◆ Required task ◆
Restate all of the data exactly.

◆ Supplied material ◆
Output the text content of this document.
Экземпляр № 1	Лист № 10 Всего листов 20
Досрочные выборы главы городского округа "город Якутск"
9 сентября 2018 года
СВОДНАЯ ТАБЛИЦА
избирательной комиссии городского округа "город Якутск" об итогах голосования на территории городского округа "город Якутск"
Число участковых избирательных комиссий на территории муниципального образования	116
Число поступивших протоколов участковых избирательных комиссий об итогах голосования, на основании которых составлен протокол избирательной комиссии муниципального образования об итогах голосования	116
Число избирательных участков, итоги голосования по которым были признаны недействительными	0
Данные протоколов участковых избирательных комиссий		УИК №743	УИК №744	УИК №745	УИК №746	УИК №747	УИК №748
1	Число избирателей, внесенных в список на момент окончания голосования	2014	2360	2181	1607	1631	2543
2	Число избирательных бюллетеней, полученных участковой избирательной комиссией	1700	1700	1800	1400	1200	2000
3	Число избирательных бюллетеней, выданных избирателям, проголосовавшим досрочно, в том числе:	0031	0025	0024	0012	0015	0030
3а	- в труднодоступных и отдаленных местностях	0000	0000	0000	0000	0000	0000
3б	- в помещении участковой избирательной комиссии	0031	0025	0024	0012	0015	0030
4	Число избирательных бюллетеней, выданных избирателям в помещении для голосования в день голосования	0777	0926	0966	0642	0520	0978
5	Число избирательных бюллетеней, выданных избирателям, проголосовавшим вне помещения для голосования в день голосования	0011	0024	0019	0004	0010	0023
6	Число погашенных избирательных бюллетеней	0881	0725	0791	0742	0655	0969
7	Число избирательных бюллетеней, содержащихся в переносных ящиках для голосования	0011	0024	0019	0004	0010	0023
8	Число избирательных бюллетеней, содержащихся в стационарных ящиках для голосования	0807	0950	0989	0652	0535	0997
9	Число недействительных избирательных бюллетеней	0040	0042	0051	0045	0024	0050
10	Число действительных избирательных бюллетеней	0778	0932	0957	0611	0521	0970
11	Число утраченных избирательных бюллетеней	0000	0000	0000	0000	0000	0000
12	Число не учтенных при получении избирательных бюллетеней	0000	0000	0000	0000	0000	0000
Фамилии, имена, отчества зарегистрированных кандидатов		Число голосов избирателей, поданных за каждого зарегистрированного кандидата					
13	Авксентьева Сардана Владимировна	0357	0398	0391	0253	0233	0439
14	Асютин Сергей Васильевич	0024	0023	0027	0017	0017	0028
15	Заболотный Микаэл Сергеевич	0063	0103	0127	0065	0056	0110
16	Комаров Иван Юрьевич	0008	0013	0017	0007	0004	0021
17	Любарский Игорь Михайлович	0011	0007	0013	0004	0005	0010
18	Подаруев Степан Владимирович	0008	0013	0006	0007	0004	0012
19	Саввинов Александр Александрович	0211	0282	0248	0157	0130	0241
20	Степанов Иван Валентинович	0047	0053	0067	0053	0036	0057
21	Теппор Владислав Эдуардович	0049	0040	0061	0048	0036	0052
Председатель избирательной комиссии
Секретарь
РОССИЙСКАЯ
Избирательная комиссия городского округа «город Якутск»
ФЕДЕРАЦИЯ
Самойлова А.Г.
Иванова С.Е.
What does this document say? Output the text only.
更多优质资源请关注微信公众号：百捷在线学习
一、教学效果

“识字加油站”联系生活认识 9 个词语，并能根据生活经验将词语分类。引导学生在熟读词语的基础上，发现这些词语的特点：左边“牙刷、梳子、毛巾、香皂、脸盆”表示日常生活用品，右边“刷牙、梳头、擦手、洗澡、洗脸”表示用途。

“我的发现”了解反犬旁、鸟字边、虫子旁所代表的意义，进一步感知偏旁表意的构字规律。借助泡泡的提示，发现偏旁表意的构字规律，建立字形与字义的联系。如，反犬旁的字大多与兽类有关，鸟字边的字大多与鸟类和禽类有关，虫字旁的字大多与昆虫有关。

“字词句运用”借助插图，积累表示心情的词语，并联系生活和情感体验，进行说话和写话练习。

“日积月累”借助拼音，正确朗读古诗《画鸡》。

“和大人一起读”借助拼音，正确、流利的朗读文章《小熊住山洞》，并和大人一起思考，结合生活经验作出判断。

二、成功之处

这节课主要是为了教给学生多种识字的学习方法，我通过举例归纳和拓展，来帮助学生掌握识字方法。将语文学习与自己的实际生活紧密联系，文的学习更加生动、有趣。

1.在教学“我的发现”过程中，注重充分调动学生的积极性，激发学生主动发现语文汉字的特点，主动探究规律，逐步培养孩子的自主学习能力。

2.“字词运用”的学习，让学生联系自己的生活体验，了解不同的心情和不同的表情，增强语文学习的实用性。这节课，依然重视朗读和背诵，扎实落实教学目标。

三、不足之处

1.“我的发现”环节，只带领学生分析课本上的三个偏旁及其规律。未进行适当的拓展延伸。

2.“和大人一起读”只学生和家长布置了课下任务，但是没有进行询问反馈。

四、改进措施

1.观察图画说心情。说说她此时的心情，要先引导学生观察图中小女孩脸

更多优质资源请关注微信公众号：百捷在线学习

◆ Exercise result ◆
Output the text content of this document.
Экземпляр № 1	Лист № 10 Всего листов 20
Досрочные выборы главы городского округа "город Якутск"
9 сентября 2018 года
СВОДНАЯ ТАБЛИЦА
избирательной комиссии городского округа "город Якутск" об итогах голосования на территории городского округа "город Якутск"
Число участковых избирательных комиссий на территории муниципального образования	116
Число поступивших протоколов участковых избирательных комиссий об итогах голосования, на основании которых составлен протокол избирательной комиссии муниципального образования об итогах голосования	116
Число избирательных участков, итоги голосования по которым были признаны недействительными	0
Данные протоколов участковых избирательных комиссий		УИК №743	УИК №744	УИК №745	УИК №746	УИК №747	УИК №748
1	Число избирателей, внесенных в список на момент окончания голосования	2014	2360	2181	1607	1631	2543
2	Число избирательных бюллетеней, полученных участковой избирательной комиссией	1700	1700	1800	1400	1200	2000
3	Число избирательных бюллетеней, выданных избирателям, проголосовавшим досрочно, в том числе:	0031	0025	0024	0012	0015	0030
3а	- в труднодоступных и отдаленных местностях	0000	0000	0000	0000	0000	0000
3б	- в помещении участковой избирательной комиссии	0031	0025	0024	0012	0015	0030
4	Число избирательных бюллетеней, выданных избирателям в помещении для голосования в день голосования	0777	0926	0966	0642	0520	0978
5	Число избирательных бюллетеней, выданных избирателям, проголосовавшим вне помещения для голосования в день голосования	0011	0024	0019	0004	0010	0023
6	Число погашенных избирательных бюллетеней	0881	0725	0791	0742	0655	0969
7	Число избирательных бюллетеней, содержащихся в переносных ящиках для голосования	0011	0024	0019	0004	0010	0023
8	Число избирательных бюллетеней, содержащихся в стационарных ящиках для голосования	0807	0950	0989	0652	0535	0997
9	Число недействительных избирательных бюллетеней	0040	0042	0051	0045	0024	0050
10	Число действительных избирательных бюллетеней	0778	0932	0957	0611	0521	0970
11	Число утраченных избирательных бюллетеней	0000	0000	0000	0000	0000	0000
12	Число не учтенных при получении избирательных бюллетеней	0000	0000	0000	0000	0000	0000
Фамилии, имена, отчества зарегистрированных кандидатов		Число голосов избирателей, поданных за каждого зарегистрированного кандидата					
13	Авксентьева Сардана Владимировна	0357	0398	0391	0253	0233	0439
14	Асютин Сергей Васильевич	0024	0023	0027	0017	0017	0028
15	Заболотный Микаэл Сергеевич	0063	0103	0127	0065	0056	0110
16	Комаров Иван Юрьевич	0008	0013	0017	0007	0004	0021
17	Любарский Игорь Михайлович	0011	0007	0013	0004	0005	0010
18	Подаруев Степан Владимирович	0008	0013	0006	0007	0004	0012
19	Саввинов Александр Александрович	0211	0282	0248	0157	0130	0241
20	Степанов Иван Валентинович	0047	0053	0067	0053	0036	0057
21	Теппор Владислав Эдуардович	0049	0040	0061	0048	0036	0052
Председатель избирательной комиссии
Секретарь
РОССИЙСКАЯ
Избирательная комиссия городского округа «город Якутск»
ФЕДЕРАЦИЯ
Самойлова А.Г.
Иванова С.Е.
What does this document say? Output the text only.
更多优质资源请关注微信公众号：百捷在线学习
一、教学效果

“识字加油站”联系生活认识 9 个词语，并能根据生活经验将词语分类。引导学生在熟读词语的基础上，发现这些词语的特点：左边“牙刷、梳子、毛巾、香皂、脸盆”表示日常生活用品，右边“刷牙、梳头、擦手、洗澡、洗脸”表示用途。

“我的发现”了解反犬旁、鸟字边、虫子旁所代表的意义，进一步感知偏旁表意的构字规律。借助泡泡的提示，发现偏旁表意的构字规律，建立字形与字义的联系。如，反犬旁的字大多与兽类有关，鸟字边的字大多与鸟类和禽类有关，虫字旁的字大多与昆虫有关。

“字词句运用”借助插图，积累表示心情的词语，并联系生活和情感体验，进行说话和写话练习。

“日积月累”借助拼音，正确朗读古诗《画鸡》。

“和大人一起读”借助拼音，正确、流利的朗读文章《小熊住山洞》，并和大人一起思考，结合生活经验作出判断。

二、成功之处

这节课主要是为了教给学生多种识字的学习方法，我通过举例归纳和拓展，来帮助学生掌握识字方法。将语文学习与自己的实际生活紧密联系，文的学习更加生动、有趣。

1.在教学“我的发现”过程中，注重充分调动学生的积极性，激发学生主动发现语文汉字的特点，主动探究规律，逐步培养孩子的自主学习能力。

2.“字词运用”的学习，让学生联系自己的生活体验，了解不同的心情和不同的表情，增强语文学习的实用性。这节课，依然重视朗读和背诵，扎实落实教学目标。

三、不足之处

1.“我的发现”环节，只带领学生分析课本上的三个偏旁及其规律。未进行适当的拓展延伸。

2.“和大人一起读”只学生和家长布置了课下任务，但是没有进行询问反馈。

四、改进措施

1.观察图画说心情。说说她此时的心情，要先引导学生观察图中小女孩脸

更多优质资源请关注微信公众号：百捷在线学习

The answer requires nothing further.